## WHAT IS REQUIRED
Copy out the lines that have "Less" in them.

— begin DATA EXTRACT —

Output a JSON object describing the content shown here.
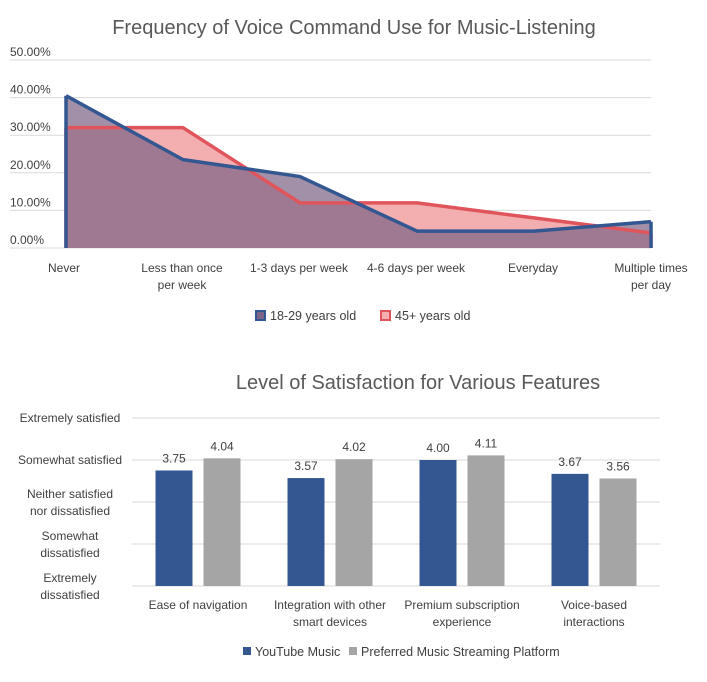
{
  "chart_data": [
    {
      "type": "area",
      "title": "Frequency of Voice Command Use for Music-Listening",
      "categories": [
        "Never",
        "Less than once per week",
        "1-3 days per week",
        "4-6 days per week",
        "Everyday",
        "Multiple times per day"
      ],
      "category_lines": [
        [
          "Never"
        ],
        [
          "Less than once",
          "per week"
        ],
        [
          "1-3 days per week"
        ],
        [
          "4-6 days per week"
        ],
        [
          "Everyday"
        ],
        [
          "Multiple times",
          "per day"
        ]
      ],
      "y_ticks": [
        "0.00%",
        "10.00%",
        "20.00%",
        "30.00%",
        "40.00%",
        "50.00%"
      ],
      "ylim": [
        0,
        50
      ],
      "grid": true,
      "legend_position": "bottom",
      "series": [
        {
          "name": "45+ years old",
          "values": [
            32,
            32,
            12,
            12,
            8,
            4
          ],
          "color": "#e0555b",
          "fill": "#f3aeb0"
        },
        {
          "name": "18-29 years old",
          "values": [
            40.5,
            23.5,
            19,
            4.5,
            4.5,
            7
          ],
          "color": "#335791",
          "fill": "#7e6486"
        }
      ],
      "legend_order": [
        "18-29 years old",
        "45+ years old"
      ]
    },
    {
      "type": "bar",
      "title": "Level of Satisfaction for Various Features",
      "categories": [
        "Ease of navigation",
        "Integration with other smart devices",
        "Premium subscription experience",
        "Voice-based interactions"
      ],
      "category_lines": [
        [
          "Ease of navigation"
        ],
        [
          "Integration with other",
          "smart devices"
        ],
        [
          "Premium subscription",
          "experience"
        ],
        [
          "Voice-based",
          "interactions"
        ]
      ],
      "y_labels": [
        [
          "Extremely",
          "dissatisfied"
        ],
        [
          "Somewhat",
          "dissatisfied"
        ],
        [
          "Neither satisfied",
          "nor dissatisfied"
        ],
        [
          "Somewhat satisfied"
        ],
        [
          "Extremely satisfied"
        ]
      ],
      "ylim": [
        1,
        5
      ],
      "grid": true,
      "legend_position": "bottom",
      "series": [
        {
          "name": "YouTube Music",
          "values": [
            3.75,
            3.57,
            4.0,
            3.67
          ],
          "labels": [
            "3.75",
            "3.57",
            "4.00",
            "3.67"
          ],
          "color": "#335791"
        },
        {
          "name": "Preferred Music Streaming Platform",
          "values": [
            4.04,
            4.02,
            4.11,
            3.56
          ],
          "labels": [
            "4.04",
            "4.02",
            "4.11",
            "3.56"
          ],
          "color": "#a5a5a5"
        }
      ]
    }
  ]
}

— end DATA EXTRACT —

## SOLUTION TO THE EXERCISE
        "Less than once per week",
          "Less than once",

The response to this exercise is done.